**INPUT DATA**
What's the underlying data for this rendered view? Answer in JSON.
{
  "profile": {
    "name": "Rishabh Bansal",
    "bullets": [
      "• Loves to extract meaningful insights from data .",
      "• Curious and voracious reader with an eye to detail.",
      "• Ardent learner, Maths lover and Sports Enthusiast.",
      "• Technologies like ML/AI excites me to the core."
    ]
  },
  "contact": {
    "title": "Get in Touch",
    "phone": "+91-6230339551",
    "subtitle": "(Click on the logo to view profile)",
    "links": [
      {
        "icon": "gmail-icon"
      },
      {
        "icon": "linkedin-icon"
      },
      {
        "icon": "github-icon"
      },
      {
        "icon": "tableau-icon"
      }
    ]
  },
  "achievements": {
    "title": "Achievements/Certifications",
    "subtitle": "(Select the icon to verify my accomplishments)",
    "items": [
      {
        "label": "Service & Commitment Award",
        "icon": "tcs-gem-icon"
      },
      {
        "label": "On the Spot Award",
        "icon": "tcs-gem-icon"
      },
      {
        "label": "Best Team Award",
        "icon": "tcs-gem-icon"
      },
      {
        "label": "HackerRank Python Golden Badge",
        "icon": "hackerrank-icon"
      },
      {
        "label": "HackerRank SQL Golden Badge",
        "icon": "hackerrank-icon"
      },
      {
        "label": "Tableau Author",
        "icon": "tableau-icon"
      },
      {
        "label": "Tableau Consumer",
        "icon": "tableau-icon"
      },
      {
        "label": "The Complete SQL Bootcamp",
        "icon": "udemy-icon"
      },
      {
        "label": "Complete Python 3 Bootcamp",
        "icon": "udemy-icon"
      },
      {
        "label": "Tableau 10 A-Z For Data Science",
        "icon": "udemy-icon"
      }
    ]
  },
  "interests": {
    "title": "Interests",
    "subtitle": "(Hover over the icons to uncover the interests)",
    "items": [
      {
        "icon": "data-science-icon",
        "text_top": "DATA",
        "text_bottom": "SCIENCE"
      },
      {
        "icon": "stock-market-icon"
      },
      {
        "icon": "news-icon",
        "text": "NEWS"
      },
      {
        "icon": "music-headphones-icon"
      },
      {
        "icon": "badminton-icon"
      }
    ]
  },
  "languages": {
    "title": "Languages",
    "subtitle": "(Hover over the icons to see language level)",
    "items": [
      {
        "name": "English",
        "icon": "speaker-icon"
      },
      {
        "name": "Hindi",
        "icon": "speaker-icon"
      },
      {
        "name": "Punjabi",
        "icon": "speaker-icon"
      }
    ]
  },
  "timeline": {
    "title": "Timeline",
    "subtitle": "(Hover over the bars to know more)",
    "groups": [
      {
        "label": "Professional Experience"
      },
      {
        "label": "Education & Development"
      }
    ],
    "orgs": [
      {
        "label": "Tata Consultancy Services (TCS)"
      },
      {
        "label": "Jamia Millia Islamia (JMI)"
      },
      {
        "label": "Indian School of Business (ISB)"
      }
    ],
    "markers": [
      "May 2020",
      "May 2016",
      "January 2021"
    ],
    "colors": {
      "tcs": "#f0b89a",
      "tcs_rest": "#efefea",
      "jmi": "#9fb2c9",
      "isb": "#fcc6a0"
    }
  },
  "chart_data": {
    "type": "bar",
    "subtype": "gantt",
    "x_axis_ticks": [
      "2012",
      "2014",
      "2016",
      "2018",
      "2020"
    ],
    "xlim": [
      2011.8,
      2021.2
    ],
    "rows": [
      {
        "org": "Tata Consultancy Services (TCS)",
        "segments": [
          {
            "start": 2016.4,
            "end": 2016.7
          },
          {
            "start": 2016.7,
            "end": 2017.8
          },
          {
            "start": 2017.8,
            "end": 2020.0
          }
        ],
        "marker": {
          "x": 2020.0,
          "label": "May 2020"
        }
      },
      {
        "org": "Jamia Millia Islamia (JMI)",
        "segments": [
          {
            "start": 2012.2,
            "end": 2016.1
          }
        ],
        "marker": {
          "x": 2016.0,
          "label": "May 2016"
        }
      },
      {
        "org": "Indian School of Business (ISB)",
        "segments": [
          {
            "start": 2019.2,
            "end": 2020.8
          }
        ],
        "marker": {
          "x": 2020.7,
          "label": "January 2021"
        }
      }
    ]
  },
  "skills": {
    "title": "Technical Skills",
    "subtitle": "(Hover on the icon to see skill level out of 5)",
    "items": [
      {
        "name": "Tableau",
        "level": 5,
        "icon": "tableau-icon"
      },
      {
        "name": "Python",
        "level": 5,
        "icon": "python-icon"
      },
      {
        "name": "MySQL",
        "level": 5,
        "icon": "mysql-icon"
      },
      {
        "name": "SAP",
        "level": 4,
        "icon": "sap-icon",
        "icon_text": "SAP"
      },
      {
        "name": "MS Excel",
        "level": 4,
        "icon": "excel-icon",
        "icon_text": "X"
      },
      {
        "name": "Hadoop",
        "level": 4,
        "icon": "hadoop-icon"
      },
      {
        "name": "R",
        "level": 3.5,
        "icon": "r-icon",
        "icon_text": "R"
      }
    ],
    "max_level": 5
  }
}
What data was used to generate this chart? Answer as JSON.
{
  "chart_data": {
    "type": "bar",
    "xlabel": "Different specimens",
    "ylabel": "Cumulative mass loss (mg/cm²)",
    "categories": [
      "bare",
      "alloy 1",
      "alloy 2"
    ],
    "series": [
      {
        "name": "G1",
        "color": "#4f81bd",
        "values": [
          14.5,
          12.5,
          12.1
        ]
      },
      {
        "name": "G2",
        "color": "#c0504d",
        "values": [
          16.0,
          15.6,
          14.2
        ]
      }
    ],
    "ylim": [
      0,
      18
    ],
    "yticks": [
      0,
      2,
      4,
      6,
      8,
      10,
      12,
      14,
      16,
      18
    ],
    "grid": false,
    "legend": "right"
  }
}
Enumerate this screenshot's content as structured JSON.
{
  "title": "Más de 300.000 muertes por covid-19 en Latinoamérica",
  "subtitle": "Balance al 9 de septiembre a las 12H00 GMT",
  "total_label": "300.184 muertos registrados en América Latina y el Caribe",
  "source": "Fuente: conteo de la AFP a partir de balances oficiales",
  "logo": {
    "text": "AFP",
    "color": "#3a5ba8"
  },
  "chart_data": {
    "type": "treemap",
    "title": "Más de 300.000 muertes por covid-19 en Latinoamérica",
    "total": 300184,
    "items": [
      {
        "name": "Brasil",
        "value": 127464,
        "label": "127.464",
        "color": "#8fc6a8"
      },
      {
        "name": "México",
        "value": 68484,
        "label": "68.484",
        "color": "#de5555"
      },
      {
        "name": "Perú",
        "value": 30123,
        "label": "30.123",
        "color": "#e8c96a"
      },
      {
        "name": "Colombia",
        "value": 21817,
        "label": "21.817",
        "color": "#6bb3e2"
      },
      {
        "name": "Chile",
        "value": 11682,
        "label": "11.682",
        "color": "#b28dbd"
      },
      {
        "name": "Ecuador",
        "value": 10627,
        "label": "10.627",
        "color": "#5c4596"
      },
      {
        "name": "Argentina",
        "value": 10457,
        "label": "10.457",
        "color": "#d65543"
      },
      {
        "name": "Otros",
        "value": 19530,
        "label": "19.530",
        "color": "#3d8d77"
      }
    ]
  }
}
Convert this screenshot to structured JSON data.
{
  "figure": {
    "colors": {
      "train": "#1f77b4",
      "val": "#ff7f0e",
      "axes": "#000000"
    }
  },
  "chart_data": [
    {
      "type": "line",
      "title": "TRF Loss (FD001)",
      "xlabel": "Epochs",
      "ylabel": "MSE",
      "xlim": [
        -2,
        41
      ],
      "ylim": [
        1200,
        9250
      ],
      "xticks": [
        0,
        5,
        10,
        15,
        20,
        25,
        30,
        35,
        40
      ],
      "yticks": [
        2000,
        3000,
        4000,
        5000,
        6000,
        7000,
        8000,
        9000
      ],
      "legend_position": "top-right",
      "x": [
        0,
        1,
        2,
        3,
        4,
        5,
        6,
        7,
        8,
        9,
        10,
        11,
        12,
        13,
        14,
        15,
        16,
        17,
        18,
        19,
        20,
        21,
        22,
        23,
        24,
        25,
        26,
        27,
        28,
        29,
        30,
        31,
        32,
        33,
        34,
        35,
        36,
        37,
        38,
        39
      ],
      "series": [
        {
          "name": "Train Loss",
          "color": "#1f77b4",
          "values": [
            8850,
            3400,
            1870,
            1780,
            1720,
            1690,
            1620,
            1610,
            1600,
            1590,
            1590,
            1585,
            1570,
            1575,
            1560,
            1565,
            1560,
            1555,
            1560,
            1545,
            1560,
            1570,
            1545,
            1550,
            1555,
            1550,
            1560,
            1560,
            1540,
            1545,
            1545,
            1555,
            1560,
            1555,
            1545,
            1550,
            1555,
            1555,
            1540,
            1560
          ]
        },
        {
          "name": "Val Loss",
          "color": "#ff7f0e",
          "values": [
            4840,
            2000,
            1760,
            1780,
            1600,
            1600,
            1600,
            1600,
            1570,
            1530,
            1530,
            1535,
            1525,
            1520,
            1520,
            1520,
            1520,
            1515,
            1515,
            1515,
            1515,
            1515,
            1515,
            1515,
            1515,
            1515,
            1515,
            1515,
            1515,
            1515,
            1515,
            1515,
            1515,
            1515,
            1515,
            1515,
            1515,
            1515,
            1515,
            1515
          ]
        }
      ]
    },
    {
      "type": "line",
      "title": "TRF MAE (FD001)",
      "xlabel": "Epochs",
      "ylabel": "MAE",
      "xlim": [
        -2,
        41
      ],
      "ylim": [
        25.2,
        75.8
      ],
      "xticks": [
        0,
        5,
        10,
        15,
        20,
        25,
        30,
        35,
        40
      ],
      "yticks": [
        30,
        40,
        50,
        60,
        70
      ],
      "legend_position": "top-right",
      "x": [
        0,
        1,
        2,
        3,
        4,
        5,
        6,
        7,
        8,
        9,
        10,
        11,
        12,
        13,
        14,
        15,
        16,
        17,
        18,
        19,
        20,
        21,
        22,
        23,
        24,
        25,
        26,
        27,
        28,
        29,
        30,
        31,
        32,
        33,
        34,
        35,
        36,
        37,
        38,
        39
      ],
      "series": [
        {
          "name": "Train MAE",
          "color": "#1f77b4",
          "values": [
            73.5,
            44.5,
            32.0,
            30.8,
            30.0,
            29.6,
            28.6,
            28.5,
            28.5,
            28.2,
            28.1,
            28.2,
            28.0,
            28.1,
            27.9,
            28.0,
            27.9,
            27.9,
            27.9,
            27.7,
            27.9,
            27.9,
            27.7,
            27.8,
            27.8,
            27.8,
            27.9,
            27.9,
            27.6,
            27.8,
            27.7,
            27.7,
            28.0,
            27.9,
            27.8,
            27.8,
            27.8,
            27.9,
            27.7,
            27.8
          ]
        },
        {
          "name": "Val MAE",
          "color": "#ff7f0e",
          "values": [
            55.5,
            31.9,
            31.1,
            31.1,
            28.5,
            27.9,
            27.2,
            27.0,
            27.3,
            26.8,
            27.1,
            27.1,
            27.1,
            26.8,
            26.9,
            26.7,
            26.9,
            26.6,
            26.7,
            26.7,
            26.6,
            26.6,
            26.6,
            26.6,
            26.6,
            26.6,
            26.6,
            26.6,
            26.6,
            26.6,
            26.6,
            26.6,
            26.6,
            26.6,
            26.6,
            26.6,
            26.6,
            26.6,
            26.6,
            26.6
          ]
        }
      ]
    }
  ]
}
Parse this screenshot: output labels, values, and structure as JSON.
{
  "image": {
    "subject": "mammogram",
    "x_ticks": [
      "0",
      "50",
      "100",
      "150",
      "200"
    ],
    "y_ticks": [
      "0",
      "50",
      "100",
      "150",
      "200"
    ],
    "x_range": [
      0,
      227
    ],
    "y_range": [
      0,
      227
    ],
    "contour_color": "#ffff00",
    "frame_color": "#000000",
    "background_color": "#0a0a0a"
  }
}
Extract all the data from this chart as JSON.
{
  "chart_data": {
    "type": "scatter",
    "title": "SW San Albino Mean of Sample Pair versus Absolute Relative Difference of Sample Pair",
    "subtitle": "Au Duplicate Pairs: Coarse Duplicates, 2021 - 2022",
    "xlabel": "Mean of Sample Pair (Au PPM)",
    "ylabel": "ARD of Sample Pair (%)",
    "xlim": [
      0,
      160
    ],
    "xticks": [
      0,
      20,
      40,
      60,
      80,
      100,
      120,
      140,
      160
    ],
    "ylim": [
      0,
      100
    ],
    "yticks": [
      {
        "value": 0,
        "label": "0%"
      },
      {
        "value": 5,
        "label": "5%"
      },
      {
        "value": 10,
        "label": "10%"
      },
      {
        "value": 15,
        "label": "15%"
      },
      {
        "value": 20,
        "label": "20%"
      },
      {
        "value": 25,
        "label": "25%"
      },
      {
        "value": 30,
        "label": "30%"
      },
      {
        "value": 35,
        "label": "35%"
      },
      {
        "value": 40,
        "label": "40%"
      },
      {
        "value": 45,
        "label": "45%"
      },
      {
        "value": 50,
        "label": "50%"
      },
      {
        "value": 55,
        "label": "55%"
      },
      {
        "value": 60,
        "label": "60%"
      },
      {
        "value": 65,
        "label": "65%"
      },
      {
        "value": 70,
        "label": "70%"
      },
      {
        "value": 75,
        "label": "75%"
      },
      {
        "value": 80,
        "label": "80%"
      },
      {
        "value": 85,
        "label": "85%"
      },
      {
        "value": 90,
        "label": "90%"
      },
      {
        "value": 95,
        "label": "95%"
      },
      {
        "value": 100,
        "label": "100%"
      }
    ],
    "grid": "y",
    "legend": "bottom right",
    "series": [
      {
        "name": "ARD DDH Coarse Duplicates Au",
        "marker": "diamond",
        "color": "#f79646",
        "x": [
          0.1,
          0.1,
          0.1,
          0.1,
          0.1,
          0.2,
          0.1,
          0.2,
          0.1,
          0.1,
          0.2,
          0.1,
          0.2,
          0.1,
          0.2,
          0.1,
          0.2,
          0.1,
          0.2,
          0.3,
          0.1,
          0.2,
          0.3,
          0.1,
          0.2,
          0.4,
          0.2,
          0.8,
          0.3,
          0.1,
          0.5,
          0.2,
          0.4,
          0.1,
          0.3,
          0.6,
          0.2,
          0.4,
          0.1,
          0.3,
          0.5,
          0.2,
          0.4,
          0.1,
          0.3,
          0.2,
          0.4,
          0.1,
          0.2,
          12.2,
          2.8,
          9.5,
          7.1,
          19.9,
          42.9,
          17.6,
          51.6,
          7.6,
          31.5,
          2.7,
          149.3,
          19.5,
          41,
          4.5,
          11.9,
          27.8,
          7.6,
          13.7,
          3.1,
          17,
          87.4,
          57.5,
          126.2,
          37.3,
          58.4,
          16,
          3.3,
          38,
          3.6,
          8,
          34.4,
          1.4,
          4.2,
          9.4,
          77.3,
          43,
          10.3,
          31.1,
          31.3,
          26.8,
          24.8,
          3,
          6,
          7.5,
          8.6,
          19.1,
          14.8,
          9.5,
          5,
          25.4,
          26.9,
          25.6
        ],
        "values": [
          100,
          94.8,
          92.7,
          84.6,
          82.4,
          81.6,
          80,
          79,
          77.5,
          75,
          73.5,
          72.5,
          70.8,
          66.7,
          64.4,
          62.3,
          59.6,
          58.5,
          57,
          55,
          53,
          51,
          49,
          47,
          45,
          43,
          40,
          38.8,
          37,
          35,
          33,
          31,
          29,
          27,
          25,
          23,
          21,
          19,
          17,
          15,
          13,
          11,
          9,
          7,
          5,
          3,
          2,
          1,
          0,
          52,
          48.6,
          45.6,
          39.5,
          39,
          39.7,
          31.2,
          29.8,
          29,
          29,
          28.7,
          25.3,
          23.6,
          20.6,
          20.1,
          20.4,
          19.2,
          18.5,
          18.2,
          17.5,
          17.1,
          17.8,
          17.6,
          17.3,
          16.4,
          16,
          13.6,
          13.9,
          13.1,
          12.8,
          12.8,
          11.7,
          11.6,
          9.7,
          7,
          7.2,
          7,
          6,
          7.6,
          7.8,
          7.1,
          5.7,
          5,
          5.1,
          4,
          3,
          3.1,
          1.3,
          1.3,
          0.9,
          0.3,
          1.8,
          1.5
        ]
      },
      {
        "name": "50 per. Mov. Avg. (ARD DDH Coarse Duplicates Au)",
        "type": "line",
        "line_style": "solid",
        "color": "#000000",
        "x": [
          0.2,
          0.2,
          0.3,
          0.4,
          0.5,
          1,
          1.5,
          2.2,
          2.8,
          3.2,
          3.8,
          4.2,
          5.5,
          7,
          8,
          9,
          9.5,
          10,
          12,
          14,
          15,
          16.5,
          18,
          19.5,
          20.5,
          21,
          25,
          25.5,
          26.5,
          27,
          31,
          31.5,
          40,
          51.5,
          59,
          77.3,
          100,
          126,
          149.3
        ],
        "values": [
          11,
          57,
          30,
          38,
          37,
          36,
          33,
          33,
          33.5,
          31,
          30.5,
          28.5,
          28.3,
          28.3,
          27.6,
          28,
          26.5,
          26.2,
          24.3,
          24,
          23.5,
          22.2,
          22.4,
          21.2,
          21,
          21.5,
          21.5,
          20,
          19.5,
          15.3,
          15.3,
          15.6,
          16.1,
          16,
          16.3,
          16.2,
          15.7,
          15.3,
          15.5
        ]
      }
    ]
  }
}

**WRITTEN PROBLEM**
Read the data above. Pull out each line in which the string "right" appears.

**FINAL RESULT**
    "legend": "right"
      "legend_position": "top-right",
      "legend_position": "top-right",
    "legend": "bottom right",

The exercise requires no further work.